● **Written request A**
Answer these questions from the text on proposals of national significance:
(i) What is the current cap on the number of Environment Judges, and to what number does the text recommend raising it?
(ii) What is the maximum daily amount payable to the Chair of a Board?
(iii) To which court can a Board of Inquiry decision be appealed, and on what grounds?

● **Page excerpt**
----

3.1 Proposals of national significance
Just as run of the mill applications for consent can be subject to unreasonable delays, so too can significant projects of national importance. In the case of the latter, the realisation of significant economic benefits to the community as a whole is thereby deferred. There remain a number of highway projects which have been calculated as having a high benefit-cost ratio, and yet for a variety of reasons have not been programmed for implementation. With the Government’s commitment to increased infrastructure spending, some of these will very likely gain a greater priority than hitherto. It would be unfortunate if the country were to be deprived of the clear economic benefit of that completion through delays in the approval process.
The delays are therefore a matter of national concern; especially given the current economic situation.
The Act does make provision for the Minister to “call-in” projects he or she considers to be of national significance, and to appoint a Board of Inquiry to hear the application or to refer the matter directly to the Environment Court. The Board of Inquiry is required to be chaired by a present, retired or former Environment Judge, and appeals are available on points of law only to the High Court.
This is clearly an appropriate mechanism for determining such applications in which there is often an inherent conflict between the benefit to be derived by the community as a whole, and the environmental burdens which are more often borne disproportionately by those in the locality of the works.
We shall refer shortly to the need for central government to make greater use of national policy statements and national environmental standards, and note with approval the moves in this direction by the former Government.
However, despite the availability of the call-in procedure, it has been used only on a handful of occasions in the 18 year history of the Act. We are unaware as to whether this reflected a political reluctance or the shortcomings in the Act’s procedures. Nevertheless, we understand that the Government is determined to make greater use of call-ins, and we suggest a number of enhancements to the Act as it presently stands.
There is presently a potential gap in the law such that uncertainty exists as to whether projects which of themselves may not individually be seen as being of national significance, but which are part of the infrastructure of a nationwide network utility operator, are eligible for consideration under the call-in procedure. Such projects will often play a significant role in improving or maintaining the functioning and integrity of nationally significant networks e.g. those relating to roads, railways, pipelines and electricity transmission. We recommend that the Act be amended to ensure that these projects are eligible for call-in also.
A criticism of the present procedure is that the Board of Inquiry contains no local representatives. It would be impractical to require this in every case, for example many projects may cross the boundaries of several local authorities. We do however recommend that the Minister be required to appoint at least one person with local knowledge to the Board, and that he or she be required to seek nominations for the Board from the local authority or authorities in the area.
An increased use of the call in procedure is likely to introduce a short term increase in the workload of the Environment Judges. At present their number is capped at eight. We recommend that this be raised to ten.
An increased use of the call in procedure is also likely to make heavy demands on the available pool of suitably qualified and experienced hearing commissioners. At present their remuneration is fixed by reference to the Fees and Travelling Allowances Act 1951. We would anticipate that the Minister may well find it difficult to attract sufficient commissioners of the required calibre under such a limited remuneration scale, and recommend that the Act be amended to delete this restriction. (The maximum payable to a member of a Board is $510 per day, and $800 per day for the Chair). There are no financial implications for the Crown in this reform, as the costs of the hearing are met by the applicant.

----

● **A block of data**

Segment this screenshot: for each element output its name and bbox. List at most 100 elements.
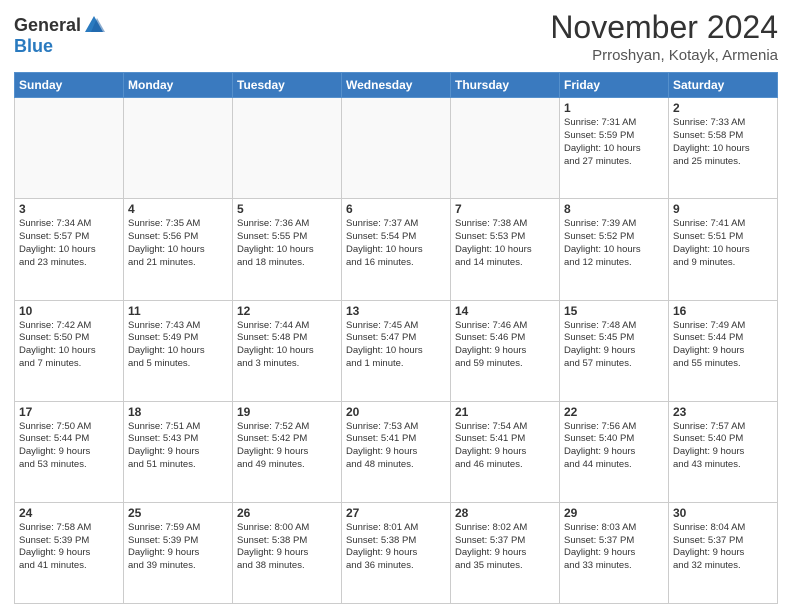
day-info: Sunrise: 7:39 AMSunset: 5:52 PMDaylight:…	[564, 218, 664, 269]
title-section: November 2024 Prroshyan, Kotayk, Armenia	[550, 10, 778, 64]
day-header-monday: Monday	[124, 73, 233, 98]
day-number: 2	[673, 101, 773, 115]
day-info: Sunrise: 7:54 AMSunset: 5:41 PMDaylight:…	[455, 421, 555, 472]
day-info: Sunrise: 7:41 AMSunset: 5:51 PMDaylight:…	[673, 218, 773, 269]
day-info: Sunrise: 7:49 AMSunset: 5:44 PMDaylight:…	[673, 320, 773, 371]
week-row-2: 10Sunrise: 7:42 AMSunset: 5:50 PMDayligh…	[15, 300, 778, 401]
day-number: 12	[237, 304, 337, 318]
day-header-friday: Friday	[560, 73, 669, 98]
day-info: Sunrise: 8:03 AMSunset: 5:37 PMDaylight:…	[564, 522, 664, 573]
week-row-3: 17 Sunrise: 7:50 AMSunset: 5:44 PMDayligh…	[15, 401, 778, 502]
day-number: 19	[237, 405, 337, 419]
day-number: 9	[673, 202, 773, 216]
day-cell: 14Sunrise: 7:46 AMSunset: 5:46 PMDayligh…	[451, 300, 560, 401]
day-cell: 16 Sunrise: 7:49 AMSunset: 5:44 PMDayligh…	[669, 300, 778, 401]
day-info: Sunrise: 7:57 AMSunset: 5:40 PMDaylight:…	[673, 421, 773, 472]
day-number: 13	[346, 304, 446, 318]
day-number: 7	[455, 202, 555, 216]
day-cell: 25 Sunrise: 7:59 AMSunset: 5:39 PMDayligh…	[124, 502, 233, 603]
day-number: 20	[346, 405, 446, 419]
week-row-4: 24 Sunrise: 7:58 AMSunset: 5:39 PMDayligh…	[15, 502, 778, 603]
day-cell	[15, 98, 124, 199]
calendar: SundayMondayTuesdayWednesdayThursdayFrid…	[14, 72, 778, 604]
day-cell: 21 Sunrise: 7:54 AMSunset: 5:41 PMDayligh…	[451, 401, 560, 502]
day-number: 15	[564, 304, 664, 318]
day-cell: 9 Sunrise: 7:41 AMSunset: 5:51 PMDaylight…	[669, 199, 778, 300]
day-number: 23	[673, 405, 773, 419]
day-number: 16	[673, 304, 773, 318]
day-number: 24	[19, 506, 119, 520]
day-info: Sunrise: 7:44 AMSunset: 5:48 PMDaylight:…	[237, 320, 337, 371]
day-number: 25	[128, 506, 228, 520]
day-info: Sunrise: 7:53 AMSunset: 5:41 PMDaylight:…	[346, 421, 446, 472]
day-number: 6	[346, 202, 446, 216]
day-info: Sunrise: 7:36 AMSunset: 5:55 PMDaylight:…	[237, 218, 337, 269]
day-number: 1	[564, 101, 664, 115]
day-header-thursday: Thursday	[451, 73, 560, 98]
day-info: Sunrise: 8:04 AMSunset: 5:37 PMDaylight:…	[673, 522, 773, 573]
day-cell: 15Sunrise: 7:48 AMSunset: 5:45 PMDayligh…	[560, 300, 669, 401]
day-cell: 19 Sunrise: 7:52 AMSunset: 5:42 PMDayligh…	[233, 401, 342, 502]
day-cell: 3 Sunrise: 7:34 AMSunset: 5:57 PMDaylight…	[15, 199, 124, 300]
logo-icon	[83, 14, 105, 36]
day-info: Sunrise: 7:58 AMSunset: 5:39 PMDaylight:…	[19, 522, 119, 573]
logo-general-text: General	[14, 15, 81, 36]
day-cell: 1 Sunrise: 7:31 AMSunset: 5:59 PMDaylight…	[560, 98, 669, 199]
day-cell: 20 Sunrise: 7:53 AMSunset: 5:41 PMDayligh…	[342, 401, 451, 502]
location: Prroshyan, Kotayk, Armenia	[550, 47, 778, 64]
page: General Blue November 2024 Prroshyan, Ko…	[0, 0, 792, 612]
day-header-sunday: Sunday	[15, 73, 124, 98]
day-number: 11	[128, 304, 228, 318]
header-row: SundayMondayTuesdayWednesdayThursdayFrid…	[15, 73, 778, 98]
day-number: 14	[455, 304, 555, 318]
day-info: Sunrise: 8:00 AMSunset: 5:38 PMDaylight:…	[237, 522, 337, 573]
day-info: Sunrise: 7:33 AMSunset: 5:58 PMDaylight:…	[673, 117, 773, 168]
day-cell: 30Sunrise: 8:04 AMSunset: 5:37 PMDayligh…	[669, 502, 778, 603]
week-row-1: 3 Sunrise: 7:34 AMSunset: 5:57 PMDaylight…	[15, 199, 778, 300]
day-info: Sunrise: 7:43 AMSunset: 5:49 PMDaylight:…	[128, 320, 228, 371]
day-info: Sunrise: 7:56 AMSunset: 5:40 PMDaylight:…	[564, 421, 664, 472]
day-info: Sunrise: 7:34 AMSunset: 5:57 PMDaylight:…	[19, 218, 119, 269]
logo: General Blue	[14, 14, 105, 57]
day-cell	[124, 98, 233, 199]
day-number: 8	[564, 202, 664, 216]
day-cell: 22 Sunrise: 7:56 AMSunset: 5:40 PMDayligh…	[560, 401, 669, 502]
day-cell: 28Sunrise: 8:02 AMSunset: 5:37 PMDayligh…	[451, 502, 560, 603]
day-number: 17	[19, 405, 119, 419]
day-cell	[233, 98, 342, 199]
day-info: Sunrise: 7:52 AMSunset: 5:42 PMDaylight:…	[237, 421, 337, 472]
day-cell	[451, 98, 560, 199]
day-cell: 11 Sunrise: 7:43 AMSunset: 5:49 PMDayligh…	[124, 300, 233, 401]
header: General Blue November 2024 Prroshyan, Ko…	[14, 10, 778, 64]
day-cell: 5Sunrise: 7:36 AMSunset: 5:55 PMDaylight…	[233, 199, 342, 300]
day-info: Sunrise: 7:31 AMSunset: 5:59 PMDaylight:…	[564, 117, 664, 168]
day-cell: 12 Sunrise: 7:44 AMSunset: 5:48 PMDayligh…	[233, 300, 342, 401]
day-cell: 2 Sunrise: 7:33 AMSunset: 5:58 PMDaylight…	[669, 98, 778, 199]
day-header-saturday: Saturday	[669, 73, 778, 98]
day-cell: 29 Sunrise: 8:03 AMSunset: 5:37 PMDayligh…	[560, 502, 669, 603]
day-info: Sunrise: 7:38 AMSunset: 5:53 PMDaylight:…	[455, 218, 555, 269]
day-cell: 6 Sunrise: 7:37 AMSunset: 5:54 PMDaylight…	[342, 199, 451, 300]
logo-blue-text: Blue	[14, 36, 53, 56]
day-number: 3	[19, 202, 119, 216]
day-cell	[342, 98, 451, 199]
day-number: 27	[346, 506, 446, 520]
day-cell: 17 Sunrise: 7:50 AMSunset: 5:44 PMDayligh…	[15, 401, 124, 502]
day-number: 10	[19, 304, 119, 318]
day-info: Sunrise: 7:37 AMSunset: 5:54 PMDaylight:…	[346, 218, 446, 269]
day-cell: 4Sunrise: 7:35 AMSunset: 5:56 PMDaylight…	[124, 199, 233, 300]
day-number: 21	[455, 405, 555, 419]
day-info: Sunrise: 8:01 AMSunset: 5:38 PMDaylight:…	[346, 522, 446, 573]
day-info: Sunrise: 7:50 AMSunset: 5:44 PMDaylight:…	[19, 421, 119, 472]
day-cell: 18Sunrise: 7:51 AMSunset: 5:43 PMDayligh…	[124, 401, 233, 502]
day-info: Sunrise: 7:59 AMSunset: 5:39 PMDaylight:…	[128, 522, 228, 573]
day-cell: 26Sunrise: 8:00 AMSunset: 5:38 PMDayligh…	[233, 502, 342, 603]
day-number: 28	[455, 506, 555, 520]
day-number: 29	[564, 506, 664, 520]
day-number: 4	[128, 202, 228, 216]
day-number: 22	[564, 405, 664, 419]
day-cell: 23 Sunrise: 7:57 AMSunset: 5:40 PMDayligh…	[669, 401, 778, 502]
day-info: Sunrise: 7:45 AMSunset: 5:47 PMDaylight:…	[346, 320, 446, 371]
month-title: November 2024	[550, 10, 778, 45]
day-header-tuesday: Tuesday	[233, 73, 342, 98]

----

● **Written request B**
Convert the part of the records that opens with the line containing "day-info: Sunrise: 7:39" and closes with the line containing "405, 337, 419]", both those lines included, into a Markdown table with the columns Row and Line. Number each line in Row, and leave out any blank lines.

● **Exercise solution A**
(i) Eight, raised to ten.
(ii) $800 per day.
(iii) The High Court, on points of law only.

● **Exercise solution B**
| Row | Line |
|---|---|
| 1 | day-info: Sunrise: 7:39 AMSunset: 5:52 PMDaylight:…	[564, 218, 664, 269] |
| 2 | title-section: November 2024 Prroshyan, Kotayk, Armenia	[550, 10, 778, 64] |
| 3 | day-header-monday: Monday	[124, 73, 233, 98] |
| 4 | day-number: 2	[673, 101, 773, 115] |
| 5 | day-info: Sunrise: 7:54 AMSunset: 5:41 PMDaylight:…	[455, 421, 555, 472] |
| 6 | day-info: Sunrise: 7:41 AMSunset: 5:51 PMDaylight:…	[673, 218, 773, 269] |
| 7 | day-info: Sunrise: 7:49 AMSunset: 5:44 PMDaylight:…	[673, 320, 773, 371] |
| 8 | week-row-2: 10Sunrise: 7:42 AMSunset: 5:50 PMDayligh…	[15, 300, 778, 401] |
| 9 | day-number: 12	[237, 304, 337, 318] |
| 10 | day-header-friday: Friday	[560, 73, 669, 98] |
| 11 | day-info: Sunrise: 8:03 AMSunset: 5:37 PMDaylight:…	[564, 522, 664, 573] |
| 12 | week-row-3: 17 Sunrise: 7:50 AMSunset: 5:44 PMDayligh…	[15, 401, 778, 502] |
| 13 | day-number: 19	[237, 405, 337, 419] |